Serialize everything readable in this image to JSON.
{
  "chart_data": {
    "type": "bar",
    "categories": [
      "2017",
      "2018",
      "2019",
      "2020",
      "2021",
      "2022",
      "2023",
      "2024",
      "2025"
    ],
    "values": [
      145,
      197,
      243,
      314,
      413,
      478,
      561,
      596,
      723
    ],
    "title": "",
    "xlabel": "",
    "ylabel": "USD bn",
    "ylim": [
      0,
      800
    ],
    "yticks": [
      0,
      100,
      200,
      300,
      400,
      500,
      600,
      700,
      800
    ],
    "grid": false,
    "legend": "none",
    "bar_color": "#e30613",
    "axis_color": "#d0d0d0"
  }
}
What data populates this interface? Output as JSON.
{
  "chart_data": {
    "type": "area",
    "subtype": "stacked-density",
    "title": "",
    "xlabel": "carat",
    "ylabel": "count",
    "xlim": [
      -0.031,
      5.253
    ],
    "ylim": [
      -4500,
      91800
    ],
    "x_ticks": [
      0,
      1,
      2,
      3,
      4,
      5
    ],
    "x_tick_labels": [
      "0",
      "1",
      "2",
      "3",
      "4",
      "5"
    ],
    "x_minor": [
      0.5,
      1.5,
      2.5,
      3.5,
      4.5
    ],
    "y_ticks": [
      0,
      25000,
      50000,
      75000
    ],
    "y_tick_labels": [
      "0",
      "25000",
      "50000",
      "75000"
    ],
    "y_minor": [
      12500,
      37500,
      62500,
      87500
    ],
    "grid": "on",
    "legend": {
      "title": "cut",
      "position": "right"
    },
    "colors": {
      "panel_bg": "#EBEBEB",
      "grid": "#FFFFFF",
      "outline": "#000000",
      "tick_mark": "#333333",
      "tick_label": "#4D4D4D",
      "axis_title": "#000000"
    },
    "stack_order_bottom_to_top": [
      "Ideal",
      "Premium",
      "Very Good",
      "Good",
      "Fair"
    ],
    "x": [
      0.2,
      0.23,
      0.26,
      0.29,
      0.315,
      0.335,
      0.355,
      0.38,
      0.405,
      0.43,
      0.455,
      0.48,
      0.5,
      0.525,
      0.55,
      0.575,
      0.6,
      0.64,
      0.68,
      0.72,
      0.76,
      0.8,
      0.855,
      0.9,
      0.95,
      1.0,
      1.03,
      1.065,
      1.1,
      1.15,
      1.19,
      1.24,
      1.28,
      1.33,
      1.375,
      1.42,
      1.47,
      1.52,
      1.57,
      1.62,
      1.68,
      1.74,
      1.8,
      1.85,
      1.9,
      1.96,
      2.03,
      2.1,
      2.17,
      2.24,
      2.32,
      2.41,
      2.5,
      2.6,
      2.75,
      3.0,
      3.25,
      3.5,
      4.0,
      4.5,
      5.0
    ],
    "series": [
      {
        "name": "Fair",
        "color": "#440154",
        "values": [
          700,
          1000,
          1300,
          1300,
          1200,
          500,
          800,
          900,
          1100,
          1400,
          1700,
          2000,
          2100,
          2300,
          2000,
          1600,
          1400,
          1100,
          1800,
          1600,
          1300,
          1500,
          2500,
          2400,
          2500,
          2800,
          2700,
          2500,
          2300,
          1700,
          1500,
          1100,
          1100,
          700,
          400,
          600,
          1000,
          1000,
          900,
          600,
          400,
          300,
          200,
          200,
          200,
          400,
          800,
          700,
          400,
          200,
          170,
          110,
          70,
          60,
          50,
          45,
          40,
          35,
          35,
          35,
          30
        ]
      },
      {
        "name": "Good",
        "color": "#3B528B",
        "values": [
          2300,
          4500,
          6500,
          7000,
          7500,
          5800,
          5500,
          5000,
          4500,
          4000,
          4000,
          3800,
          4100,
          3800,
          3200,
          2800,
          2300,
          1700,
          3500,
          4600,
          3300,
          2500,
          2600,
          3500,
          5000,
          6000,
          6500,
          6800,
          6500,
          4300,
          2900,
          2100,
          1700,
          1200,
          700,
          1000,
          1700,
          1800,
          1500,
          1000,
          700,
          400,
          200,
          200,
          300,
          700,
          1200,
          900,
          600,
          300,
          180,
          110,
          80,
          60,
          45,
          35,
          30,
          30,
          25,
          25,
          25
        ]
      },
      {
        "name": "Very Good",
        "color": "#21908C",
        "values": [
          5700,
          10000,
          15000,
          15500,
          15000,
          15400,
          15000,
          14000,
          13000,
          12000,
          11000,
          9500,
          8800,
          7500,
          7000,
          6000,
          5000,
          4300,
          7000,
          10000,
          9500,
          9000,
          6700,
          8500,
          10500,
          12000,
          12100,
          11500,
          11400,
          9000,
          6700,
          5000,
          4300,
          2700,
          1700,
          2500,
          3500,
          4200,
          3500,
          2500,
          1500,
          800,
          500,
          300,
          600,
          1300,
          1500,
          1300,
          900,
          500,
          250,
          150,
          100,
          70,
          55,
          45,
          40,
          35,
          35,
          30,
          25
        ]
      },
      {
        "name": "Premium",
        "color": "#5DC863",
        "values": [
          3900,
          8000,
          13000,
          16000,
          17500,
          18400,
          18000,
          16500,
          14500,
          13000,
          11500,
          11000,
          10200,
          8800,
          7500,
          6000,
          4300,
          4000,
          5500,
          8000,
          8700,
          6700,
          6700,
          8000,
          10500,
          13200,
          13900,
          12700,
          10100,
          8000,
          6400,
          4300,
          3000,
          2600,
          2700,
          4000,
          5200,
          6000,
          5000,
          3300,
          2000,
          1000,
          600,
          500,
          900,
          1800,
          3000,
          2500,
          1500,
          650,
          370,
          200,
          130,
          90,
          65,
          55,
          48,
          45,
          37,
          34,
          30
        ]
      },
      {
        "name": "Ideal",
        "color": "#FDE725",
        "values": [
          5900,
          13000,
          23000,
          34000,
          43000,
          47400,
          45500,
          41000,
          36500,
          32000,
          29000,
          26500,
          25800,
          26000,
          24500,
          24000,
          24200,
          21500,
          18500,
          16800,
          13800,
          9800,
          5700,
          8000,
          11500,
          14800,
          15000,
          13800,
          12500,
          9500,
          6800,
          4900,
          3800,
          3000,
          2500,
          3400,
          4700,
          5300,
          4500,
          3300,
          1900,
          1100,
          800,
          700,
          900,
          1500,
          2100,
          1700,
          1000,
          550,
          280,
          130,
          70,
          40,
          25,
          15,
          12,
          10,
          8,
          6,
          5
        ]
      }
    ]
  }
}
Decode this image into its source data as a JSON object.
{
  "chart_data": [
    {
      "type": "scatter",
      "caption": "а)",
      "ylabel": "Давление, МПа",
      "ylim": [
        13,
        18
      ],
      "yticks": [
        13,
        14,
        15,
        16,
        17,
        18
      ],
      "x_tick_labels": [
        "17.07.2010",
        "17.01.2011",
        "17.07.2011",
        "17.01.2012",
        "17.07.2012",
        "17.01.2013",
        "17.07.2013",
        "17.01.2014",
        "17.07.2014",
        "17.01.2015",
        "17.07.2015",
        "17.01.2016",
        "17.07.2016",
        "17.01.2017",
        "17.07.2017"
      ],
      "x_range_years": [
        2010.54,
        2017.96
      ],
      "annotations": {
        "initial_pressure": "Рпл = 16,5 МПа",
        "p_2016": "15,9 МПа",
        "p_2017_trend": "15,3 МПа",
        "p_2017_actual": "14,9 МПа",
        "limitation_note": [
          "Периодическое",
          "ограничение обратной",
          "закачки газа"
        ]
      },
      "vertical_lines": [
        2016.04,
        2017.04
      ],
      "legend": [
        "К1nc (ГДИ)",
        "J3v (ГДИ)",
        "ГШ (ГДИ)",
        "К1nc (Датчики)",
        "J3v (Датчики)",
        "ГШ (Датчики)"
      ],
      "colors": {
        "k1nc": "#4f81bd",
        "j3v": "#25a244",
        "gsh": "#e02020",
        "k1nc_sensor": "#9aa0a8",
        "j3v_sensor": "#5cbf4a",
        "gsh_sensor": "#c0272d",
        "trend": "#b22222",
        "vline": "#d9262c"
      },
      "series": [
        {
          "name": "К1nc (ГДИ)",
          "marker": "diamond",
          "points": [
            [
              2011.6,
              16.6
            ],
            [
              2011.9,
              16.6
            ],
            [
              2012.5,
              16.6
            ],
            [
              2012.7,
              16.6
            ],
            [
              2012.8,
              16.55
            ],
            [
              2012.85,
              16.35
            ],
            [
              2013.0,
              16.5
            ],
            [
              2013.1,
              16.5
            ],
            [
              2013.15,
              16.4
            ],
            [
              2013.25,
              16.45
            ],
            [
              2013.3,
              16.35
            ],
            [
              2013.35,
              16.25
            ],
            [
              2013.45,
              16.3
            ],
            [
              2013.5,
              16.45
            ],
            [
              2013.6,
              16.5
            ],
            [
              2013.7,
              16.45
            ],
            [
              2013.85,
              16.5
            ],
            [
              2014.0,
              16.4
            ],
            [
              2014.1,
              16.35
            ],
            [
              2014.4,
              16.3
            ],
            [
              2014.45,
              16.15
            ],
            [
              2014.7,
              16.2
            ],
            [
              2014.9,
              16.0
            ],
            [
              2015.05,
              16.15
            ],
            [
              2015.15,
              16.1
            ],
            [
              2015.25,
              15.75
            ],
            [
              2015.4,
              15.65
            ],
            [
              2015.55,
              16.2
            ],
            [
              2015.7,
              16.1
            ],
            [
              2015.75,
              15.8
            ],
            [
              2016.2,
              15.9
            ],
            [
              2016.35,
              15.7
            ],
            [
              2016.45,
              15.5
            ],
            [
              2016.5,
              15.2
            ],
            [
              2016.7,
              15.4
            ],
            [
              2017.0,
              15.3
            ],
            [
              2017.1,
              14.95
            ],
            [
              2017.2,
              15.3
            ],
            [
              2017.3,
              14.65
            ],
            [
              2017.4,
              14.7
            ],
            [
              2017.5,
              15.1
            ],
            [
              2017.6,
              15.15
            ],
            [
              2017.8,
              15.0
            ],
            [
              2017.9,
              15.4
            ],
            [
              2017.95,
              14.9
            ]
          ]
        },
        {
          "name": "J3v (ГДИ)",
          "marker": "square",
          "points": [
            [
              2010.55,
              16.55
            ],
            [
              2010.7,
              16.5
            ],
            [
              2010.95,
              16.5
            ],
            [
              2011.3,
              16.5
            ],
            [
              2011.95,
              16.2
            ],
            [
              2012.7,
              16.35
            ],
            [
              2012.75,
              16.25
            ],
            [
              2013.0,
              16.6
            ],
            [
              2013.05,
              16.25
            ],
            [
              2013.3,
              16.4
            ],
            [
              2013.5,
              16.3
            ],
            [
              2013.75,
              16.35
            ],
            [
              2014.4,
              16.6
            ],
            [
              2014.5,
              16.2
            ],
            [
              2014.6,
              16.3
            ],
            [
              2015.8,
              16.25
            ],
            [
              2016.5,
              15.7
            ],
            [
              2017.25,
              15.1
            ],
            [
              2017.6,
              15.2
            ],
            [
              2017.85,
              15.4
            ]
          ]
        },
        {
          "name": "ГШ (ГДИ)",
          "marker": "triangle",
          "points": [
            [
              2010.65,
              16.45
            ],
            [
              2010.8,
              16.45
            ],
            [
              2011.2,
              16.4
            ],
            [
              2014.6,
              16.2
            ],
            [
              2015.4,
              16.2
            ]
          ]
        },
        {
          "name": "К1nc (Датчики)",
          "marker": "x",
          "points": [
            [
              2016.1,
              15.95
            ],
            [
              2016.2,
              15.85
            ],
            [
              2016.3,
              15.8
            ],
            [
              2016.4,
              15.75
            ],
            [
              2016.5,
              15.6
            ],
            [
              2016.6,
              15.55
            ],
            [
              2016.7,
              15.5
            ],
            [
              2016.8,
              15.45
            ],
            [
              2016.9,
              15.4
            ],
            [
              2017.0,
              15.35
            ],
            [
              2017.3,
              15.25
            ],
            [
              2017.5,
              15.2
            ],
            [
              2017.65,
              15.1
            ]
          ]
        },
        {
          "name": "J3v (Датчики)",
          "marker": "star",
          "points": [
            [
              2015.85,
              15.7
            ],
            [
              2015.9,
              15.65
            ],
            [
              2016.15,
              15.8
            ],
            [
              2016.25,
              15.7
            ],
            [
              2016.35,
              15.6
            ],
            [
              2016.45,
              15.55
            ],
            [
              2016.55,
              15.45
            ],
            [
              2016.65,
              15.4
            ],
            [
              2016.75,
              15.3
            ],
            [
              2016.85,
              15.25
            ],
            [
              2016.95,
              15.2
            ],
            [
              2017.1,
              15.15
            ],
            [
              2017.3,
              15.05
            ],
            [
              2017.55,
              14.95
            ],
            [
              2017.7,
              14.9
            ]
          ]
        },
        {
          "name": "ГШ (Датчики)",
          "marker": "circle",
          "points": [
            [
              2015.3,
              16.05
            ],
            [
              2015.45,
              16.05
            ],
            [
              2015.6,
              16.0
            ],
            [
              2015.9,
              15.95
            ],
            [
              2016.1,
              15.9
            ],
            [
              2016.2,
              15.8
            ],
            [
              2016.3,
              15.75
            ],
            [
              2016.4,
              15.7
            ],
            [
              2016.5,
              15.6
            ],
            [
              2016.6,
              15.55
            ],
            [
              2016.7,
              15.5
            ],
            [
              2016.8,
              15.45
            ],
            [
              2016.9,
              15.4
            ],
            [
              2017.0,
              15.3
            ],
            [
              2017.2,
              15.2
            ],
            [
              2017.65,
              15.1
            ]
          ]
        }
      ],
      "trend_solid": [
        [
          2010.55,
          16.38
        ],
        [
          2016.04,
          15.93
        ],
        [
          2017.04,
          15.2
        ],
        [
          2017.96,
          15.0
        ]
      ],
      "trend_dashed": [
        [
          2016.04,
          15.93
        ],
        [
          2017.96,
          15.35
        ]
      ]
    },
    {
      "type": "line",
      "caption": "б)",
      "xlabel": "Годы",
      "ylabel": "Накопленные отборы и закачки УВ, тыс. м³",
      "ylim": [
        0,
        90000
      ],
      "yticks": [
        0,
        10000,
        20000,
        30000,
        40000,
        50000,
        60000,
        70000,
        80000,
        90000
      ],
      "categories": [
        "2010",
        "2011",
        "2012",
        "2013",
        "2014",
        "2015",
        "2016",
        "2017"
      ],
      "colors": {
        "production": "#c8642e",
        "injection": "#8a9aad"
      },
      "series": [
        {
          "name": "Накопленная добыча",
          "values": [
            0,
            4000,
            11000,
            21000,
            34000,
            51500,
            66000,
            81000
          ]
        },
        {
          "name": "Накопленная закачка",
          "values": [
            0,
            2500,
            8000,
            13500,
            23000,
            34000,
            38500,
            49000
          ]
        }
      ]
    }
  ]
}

Exercise directions →
Count the lines above that contain the word "JSON", and reply with only that number.

Written reply →
3